Take the data that follows and retype it word for word.

(Collected data)
━━━━━━
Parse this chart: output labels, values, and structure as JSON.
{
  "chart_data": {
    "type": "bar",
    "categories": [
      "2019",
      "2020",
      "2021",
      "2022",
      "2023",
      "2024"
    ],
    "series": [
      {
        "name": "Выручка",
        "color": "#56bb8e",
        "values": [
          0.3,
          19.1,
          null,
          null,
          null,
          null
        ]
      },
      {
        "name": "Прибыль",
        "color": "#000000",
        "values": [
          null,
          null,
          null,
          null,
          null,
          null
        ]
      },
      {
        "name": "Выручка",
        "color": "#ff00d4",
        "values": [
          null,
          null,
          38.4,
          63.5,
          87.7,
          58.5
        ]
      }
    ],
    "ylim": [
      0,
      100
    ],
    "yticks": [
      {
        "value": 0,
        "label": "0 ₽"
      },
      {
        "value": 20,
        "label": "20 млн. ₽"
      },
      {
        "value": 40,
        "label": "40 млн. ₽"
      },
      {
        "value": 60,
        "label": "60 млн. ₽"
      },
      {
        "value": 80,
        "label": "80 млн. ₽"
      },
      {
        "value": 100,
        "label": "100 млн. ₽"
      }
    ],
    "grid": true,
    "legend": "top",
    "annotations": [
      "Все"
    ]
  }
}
━━━━━━
- **TASK RESPONSE**
Parse this chart: output labels, values, and structure as JSON.
{
  "chart_data": {
    "type": "bar",
    "categories": [
      "2019",
      "2020",
      "2021",
      "2022",
      "2023",
      "2024"
    ],
    "series": [
      {
        "name": "Выручка",
        "color": "#56bb8e",
        "values": [
          0.3,
          19.1,
          null,
          null,
          null,
          null
        ]
      },
      {
        "name": "Прибыль",
        "color": "#000000",
        "values": [
          null,
          null,
          null,
          null,
          null,
          null
        ]
      },
      {
        "name": "Выручка",
        "color": "#ff00d4",
        "values": [
          null,
          null,
          38.4,
          63.5,
          87.7,
          58.5
        ]
      }
    ],
    "ylim": [
      0,
      100
    ],
    "yticks": [
      {
        "value": 0,
        "label": "0 ₽"
      },
      {
        "value": 20,
        "label": "20 млн. ₽"
      },
      {
        "value": 40,
        "label": "40 млн. ₽"
      },
      {
        "value": 60,
        "label": "60 млн. ₽"
      },
      {
        "value": 80,
        "label": "80 млн. ₽"
      },
      {
        "value": 100,
        "label": "100 млн. ₽"
      }
    ],
    "grid": true,
    "legend": "top",
    "annotations": [
      "Все"
    ]
  }
}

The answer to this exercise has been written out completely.